Copy the lines from the one containing "y-tick-label: 4. <box>75 357 86 370</box>" through the one containing "depth-text: DEPTH (m)", both included, reproducing each character unchanged.

▼

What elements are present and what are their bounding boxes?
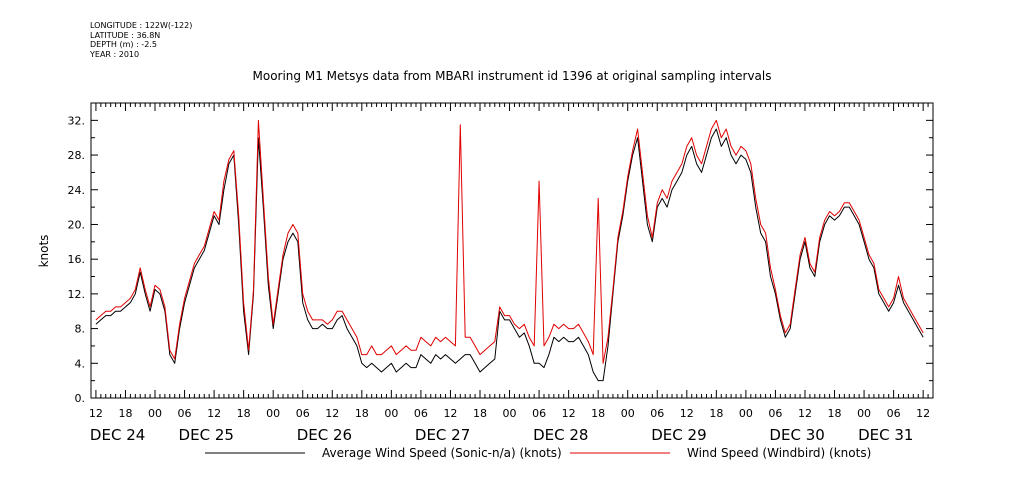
y-tick-label: 4. <box>75 357 86 370</box>
y-tick-label: 20. <box>68 218 86 231</box>
x-hour-label: 12 <box>325 407 339 420</box>
plot-frame <box>90 102 934 399</box>
depth-text: DEPTH (m) : -2.5 <box>90 40 157 49</box>
series-line-average <box>95 128 924 382</box>
x-hour-label: 18 <box>118 407 132 420</box>
legend: Average Wind Speed (Sonic-n/a) (knots) W… <box>205 446 871 460</box>
x-hour-label: 12 <box>680 407 694 420</box>
latitude-text: LATITUDE : 36.8N <box>90 30 161 40</box>
x-hour-label: 00 <box>266 407 280 420</box>
x-date-label: DEC 25 <box>179 426 234 444</box>
y-tick-label: 28. <box>68 149 86 162</box>
x-hour-label: 06 <box>650 407 664 420</box>
x-date-label: DEC 28 <box>533 426 588 444</box>
x-hour-label: 18 <box>473 407 487 420</box>
x-date-label: DEC 29 <box>651 426 706 444</box>
x-hour-label: 18 <box>355 407 369 420</box>
y-tick-label: 8. <box>75 323 86 336</box>
x-date-label: DEC 31 <box>858 426 913 444</box>
x-hour-label: 06 <box>768 407 782 420</box>
x-hour-label: 06 <box>887 407 901 420</box>
x-hour-label: 12 <box>443 407 457 420</box>
year-text: YEAR : 2010 <box>90 49 140 59</box>
longitude-text: LONGITUDE : 122W(-122) <box>90 21 193 30</box>
x-hour-label: 00 <box>739 407 753 420</box>
y-tick-label: 32. <box>68 114 86 127</box>
x-hour-label: 18 <box>591 407 605 420</box>
x-hour-label: 06 <box>296 407 310 420</box>
x-hour-label: 06 <box>532 407 546 420</box>
x-hour-label: 18 <box>237 407 251 420</box>
x-date-label: DEC 26 <box>297 426 352 444</box>
chart-title: Mooring M1 Metsys data from MBARI instru… <box>253 69 772 83</box>
x-hour-label: 00 <box>621 407 635 420</box>
x-date-label: DEC 24 <box>90 426 145 444</box>
y-tick-label: 12. <box>68 288 86 301</box>
x-date-label: DEC 27 <box>415 426 470 444</box>
y-tick-label: 0. <box>75 392 86 405</box>
x-hour-label: 00 <box>857 407 871 420</box>
x-hour-label: 12 <box>798 407 812 420</box>
x-axis-ticks: 12 18 00 06 12 18 00 06 12 18 00 06 12 18 00 06 12 18 00 06… <box>89 103 934 444</box>
y-axis-ticks: 0. 4. 8. 12. 16. 20. 24. 28. 32. <box>68 102 933 405</box>
x-hour-label: 18 <box>709 407 723 420</box>
y-axis-label: knots <box>37 235 51 268</box>
legend-label-average: Average Wind Speed (Sonic-n/a) (knots) <box>322 446 562 460</box>
x-hour-label: 18 <box>828 407 842 420</box>
x-hour-label: 06 <box>178 407 192 420</box>
x-hour-label: 06 <box>414 407 428 420</box>
x-hour-label: 12 <box>916 407 930 420</box>
y-tick-label: 16. <box>68 253 86 266</box>
legend-label-windbird: Wind Speed (Windbird) (knots) <box>687 446 871 460</box>
x-hour-label: 00 <box>503 407 517 420</box>
y-tick-label: 24. <box>68 184 86 197</box>
x-hour-label: 00 <box>384 407 398 420</box>
x-hour-label: 12 <box>562 407 576 420</box>
series-layer <box>95 119 924 382</box>
metadata-block: LONGITUDE : 122W(-122) LATITUDE : 36.8N … <box>90 21 192 59</box>
x-hour-label: 12 <box>89 407 103 420</box>
x-hour-label: 00 <box>148 407 162 420</box>
series-line-windbird <box>95 119 924 364</box>
x-date-label: DEC 30 <box>769 426 824 444</box>
x-hour-label: 12 <box>207 407 221 420</box>
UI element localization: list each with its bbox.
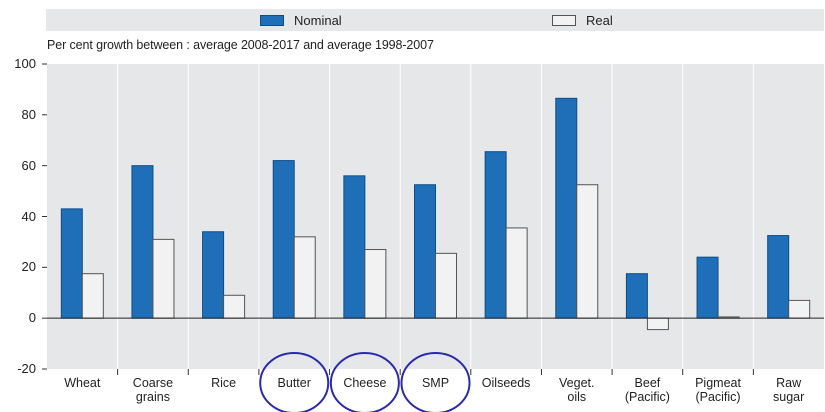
y-tick-label: 40: [21, 208, 36, 224]
legend-label-real: Real: [586, 12, 613, 28]
legend-swatch-real: [552, 14, 576, 26]
x-tick-label-raw-sugar: Raw sugar: [773, 376, 805, 404]
bar-real-beef-pacific: [646, 317, 669, 331]
legend-swatch-nominal: [260, 14, 284, 26]
bar-nominal-oilseeds: [484, 151, 507, 319]
bar-real-smp: [435, 252, 457, 319]
chart-subtitle: Per cent growth between : average 2008-2…: [47, 38, 434, 52]
y-tick-label: 60: [21, 157, 36, 173]
y-tick-label: 20: [21, 259, 36, 275]
bar-nominal-butter: [272, 160, 295, 319]
x-tick-label-beef-pacific: Beef (Pacific): [624, 376, 670, 404]
highlight-circle-butter: [259, 352, 330, 412]
legend: Nominal Real: [46, 9, 824, 31]
x-tick-label-pigmeat-pacific: Pigmeat (Pacific): [695, 376, 741, 404]
bar-nominal-pigmeat-pacific: [696, 256, 719, 319]
bar-real-oilseeds: [505, 227, 528, 319]
bar-nominal-smp: [414, 184, 436, 319]
x-tick-label-butter: Butter: [277, 376, 311, 390]
bar-nominal-cheese: [343, 175, 366, 319]
x-tick-label-coarse-grains: Coarse grains: [132, 376, 174, 404]
highlight-circle-smp: [400, 352, 471, 412]
bar-real-veget-oils: [576, 184, 599, 319]
x-tick-label-cheese: Cheese: [343, 376, 387, 390]
legend-item-nominal: Nominal: [260, 9, 342, 31]
bar-real-butter: [293, 236, 316, 319]
bar-nominal-rice: [202, 231, 225, 319]
x-tick-label-rice: Rice: [211, 376, 237, 390]
legend-item-real: Real: [552, 9, 613, 31]
bar-real-coarse-grains: [152, 238, 175, 319]
bar-nominal-raw-sugar: [767, 235, 790, 319]
bar-real-raw-sugar: [788, 299, 811, 319]
highlight-circle-cheese: [329, 352, 400, 412]
x-tick-label-wheat: Wheat: [64, 376, 101, 390]
bar-nominal-beef-pacific: [625, 273, 648, 319]
y-tick-label: 0: [28, 310, 36, 326]
y-tick-label: 100: [14, 56, 36, 71]
bar-real-rice: [223, 294, 246, 319]
y-tick-label: -20: [17, 361, 36, 376]
y-tick-label: 80: [21, 106, 36, 122]
bar-nominal-coarse-grains: [131, 165, 154, 319]
bar-real-wheat: [81, 273, 104, 319]
legend-label-nominal: Nominal: [294, 12, 342, 28]
bar-nominal-wheat: [60, 208, 83, 319]
x-tick-label-smp: SMP: [421, 376, 450, 390]
x-tick-label-oilseeds: Oilseeds: [481, 376, 531, 390]
bar-real-cheese: [364, 249, 387, 319]
x-tick-label-veget-oils: Veget. oils: [559, 376, 595, 404]
bar-nominal-veget-oils: [555, 97, 578, 319]
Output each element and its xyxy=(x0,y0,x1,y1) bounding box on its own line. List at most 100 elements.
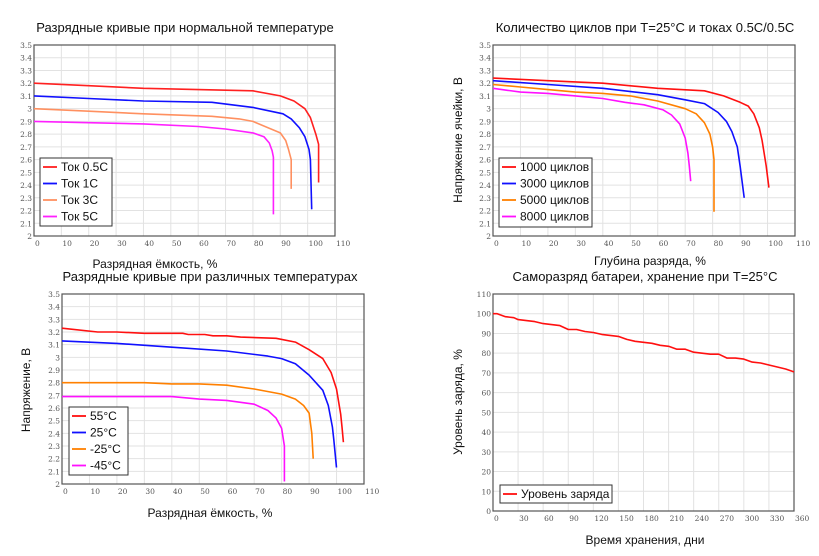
y-tick-label: 2.2 xyxy=(48,455,60,464)
x-tick-label: 120 xyxy=(594,514,609,523)
y-tick-label: 3.2 xyxy=(48,328,60,337)
legend: Уровень заряда xyxy=(499,484,613,504)
x-tick-label: 20 xyxy=(549,239,559,248)
y-tick-label: 2.4 xyxy=(48,429,60,438)
legend-entry: Ток 1С xyxy=(61,177,98,191)
x-axis-label: Разрядная ёмкость, % xyxy=(148,506,273,520)
legend-entry: Ток 5С xyxy=(61,210,98,224)
y-tick-label: 2.7 xyxy=(20,143,32,152)
y-tick-label: 3.4 xyxy=(479,54,491,63)
y-tick-label: 3.2 xyxy=(20,79,32,88)
x-tick-label: 80 xyxy=(714,239,724,248)
x-tick-label: 90 xyxy=(569,514,579,523)
legend-entry: 5000 циклов xyxy=(520,193,589,207)
series-line-4 xyxy=(492,87,692,182)
legend-entry: 3000 циклов xyxy=(520,177,589,191)
legend-entry: Ток 3С xyxy=(61,193,98,207)
x-tick-label: 50 xyxy=(200,487,210,496)
x-tick-label: 0 xyxy=(494,239,499,248)
series-line-1 xyxy=(493,312,795,373)
x-tick-label: 10 xyxy=(62,239,72,248)
y-tick-label: 3.1 xyxy=(20,92,32,101)
series-line-2 xyxy=(33,95,313,210)
series-line-4 xyxy=(33,120,275,215)
chart-3: 0 10 20 30 40 50 60 70 80 90 100 110 2 2.1 2.2 2.3 2.4 2.… xyxy=(19,269,380,520)
y-tick-label: 2.2 xyxy=(20,207,32,216)
x-axis-label: Время хранения, дни xyxy=(586,533,705,547)
y-tick-label: 3.3 xyxy=(20,66,32,75)
y-tick-label: 70 xyxy=(481,369,491,378)
x-tick-label: 30 xyxy=(519,514,529,523)
y-tick-label: 0 xyxy=(486,507,491,516)
y-tick-label: 2.6 xyxy=(479,156,491,165)
x-tick-label: 100 xyxy=(338,487,353,496)
x-tick-label: 10 xyxy=(90,487,100,496)
series-line-2 xyxy=(492,79,745,198)
y-tick-label: 2.7 xyxy=(479,143,491,152)
chart-title: Разрядные кривые при различных температу… xyxy=(63,269,358,284)
y-tick-label: 2.9 xyxy=(48,366,60,375)
legend: Ток 0.5С Ток 1С Ток 3С Ток 5С xyxy=(39,157,113,227)
legend-box xyxy=(498,157,593,228)
legend-box xyxy=(68,406,129,476)
x-axis-label: Глубина разряда, % xyxy=(594,254,706,268)
y-tick-label: 2.7 xyxy=(48,391,60,400)
x-tick-label: 60 xyxy=(544,514,554,523)
y-tick-label: 3.3 xyxy=(48,315,60,324)
y-tick-label: 2 xyxy=(486,232,491,241)
x-tick-label: 110 xyxy=(796,239,811,248)
x-axis-label: Разрядная ёмкость, % xyxy=(93,257,218,271)
legend-entry: Ток 0.5С xyxy=(61,160,108,174)
x-tick-label: 10 xyxy=(521,239,531,248)
x-tick-label: 40 xyxy=(173,487,183,496)
x-tick-label: 330 xyxy=(770,514,785,523)
chart-4: 0 30 60 90 120 150 180 210 240 270 300 330 360 0 10 20 3… xyxy=(451,269,810,547)
y-tick-label: 2.5 xyxy=(48,417,60,426)
y-tick-label: 80 xyxy=(481,349,491,358)
x-tick-label: 180 xyxy=(645,514,660,523)
series-line-4 xyxy=(62,395,286,482)
chart-2: 0 10 20 30 40 50 60 70 80 90 100 110 2 2.1 2.2 2.3 2.4 2.… xyxy=(451,20,811,268)
x-tick-label: 60 xyxy=(228,487,238,496)
y-tick-label: 2.3 xyxy=(20,194,32,203)
y-tick-label: 2.4 xyxy=(20,181,32,190)
series-line-3 xyxy=(33,107,293,189)
x-tick-label: 270 xyxy=(720,514,735,523)
x-tick-label: 80 xyxy=(283,487,293,496)
legend-entry: -45°C xyxy=(90,459,121,473)
y-tick-label: 3 xyxy=(55,353,60,362)
x-tick-label: 70 xyxy=(227,239,237,248)
legend-box xyxy=(499,484,613,504)
y-tick-label: 2.3 xyxy=(479,194,491,203)
y-tick-label: 2.8 xyxy=(479,130,491,139)
y-tick-label: 2.6 xyxy=(20,156,32,165)
x-tick-label: 60 xyxy=(199,239,209,248)
legend-entry: -25°C xyxy=(90,442,121,456)
legend: 55°C 25°C -25°C -45°C xyxy=(68,406,129,476)
x-tick-label: 40 xyxy=(604,239,614,248)
x-tick-label: 80 xyxy=(254,239,264,248)
y-tick-label: 3.2 xyxy=(479,79,491,88)
y-axis-label: Напряжение ячейки, В xyxy=(451,77,465,203)
x-tick-label: 90 xyxy=(741,239,751,248)
chart-title: Саморазряд батареи, хранение при T=25°С xyxy=(513,269,778,284)
x-tick-label: 110 xyxy=(365,487,380,496)
x-tick-label: 0 xyxy=(35,239,40,248)
y-tick-label: 3.1 xyxy=(48,341,60,350)
y-axis-label: Напряжение, В xyxy=(19,348,33,432)
x-tick-label: 50 xyxy=(631,239,641,248)
y-axis-label: Уровень заряда, % xyxy=(451,349,465,455)
y-tick-label: 2.1 xyxy=(479,219,491,228)
legend: 1000 циклов 3000 циклов 5000 циклов 8000 ци… xyxy=(498,157,593,228)
x-tick-label: 70 xyxy=(255,487,265,496)
series-line-3 xyxy=(492,83,715,212)
y-tick-label: 2.3 xyxy=(48,442,60,451)
x-tick-label: 30 xyxy=(117,239,127,248)
y-tick-label: 3.5 xyxy=(20,41,32,50)
x-tick-label: 40 xyxy=(144,239,154,248)
series-line-1 xyxy=(492,77,770,188)
y-tick-label: 2.4 xyxy=(479,181,491,190)
y-tick-label: 90 xyxy=(481,329,491,338)
y-tick-label: 2.9 xyxy=(479,117,491,126)
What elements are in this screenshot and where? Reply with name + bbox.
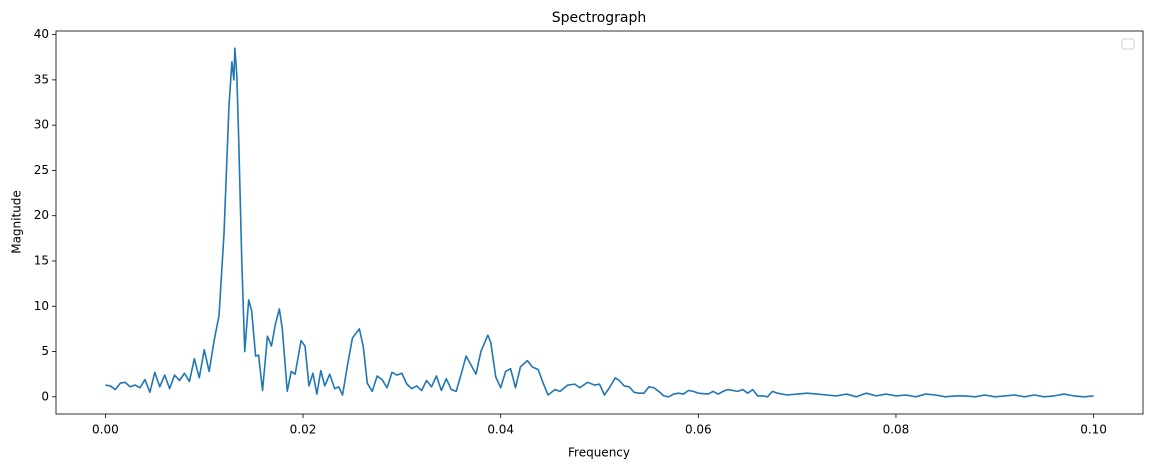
y-tick-label: 10 bbox=[34, 299, 49, 313]
y-axis-label: Magnitude bbox=[10, 190, 24, 254]
y-tick-label: 25 bbox=[34, 163, 49, 177]
chart-title: Spectrograph bbox=[552, 10, 647, 26]
data-line bbox=[105, 47, 1094, 398]
x-tick-label: 0.04 bbox=[487, 423, 514, 437]
y-tick-label: 15 bbox=[34, 253, 49, 267]
y-tick-label: 20 bbox=[34, 208, 49, 222]
x-tick-label: 0.02 bbox=[290, 423, 317, 437]
y-tick-label: 5 bbox=[41, 344, 49, 358]
plot-frame bbox=[55, 30, 1144, 415]
x-tick-label: 0.00 bbox=[92, 423, 119, 437]
y-tick-label: 35 bbox=[34, 72, 49, 86]
y-tick-label: 0 bbox=[41, 389, 49, 403]
legend bbox=[1121, 38, 1135, 50]
x-axis-label: Frequency bbox=[568, 446, 630, 460]
x-tick-label: 0.08 bbox=[883, 423, 910, 437]
x-tick-label: 0.10 bbox=[1080, 423, 1107, 437]
y-tick-label: 40 bbox=[34, 27, 49, 41]
y-tick-label: 30 bbox=[34, 118, 49, 132]
x-tick-label: 0.06 bbox=[685, 423, 712, 437]
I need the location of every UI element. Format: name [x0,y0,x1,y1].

▲

Result of the task:
y-tick-label: 4. <box>75 357 86 370</box>
y-tick-label: 20. <box>68 218 86 231</box>
x-hour-label: 12 <box>325 407 339 420</box>
plot-frame <box>90 102 934 399</box>
depth-text: DEPTH (m) : -2.5 <box>90 40 157 49</box>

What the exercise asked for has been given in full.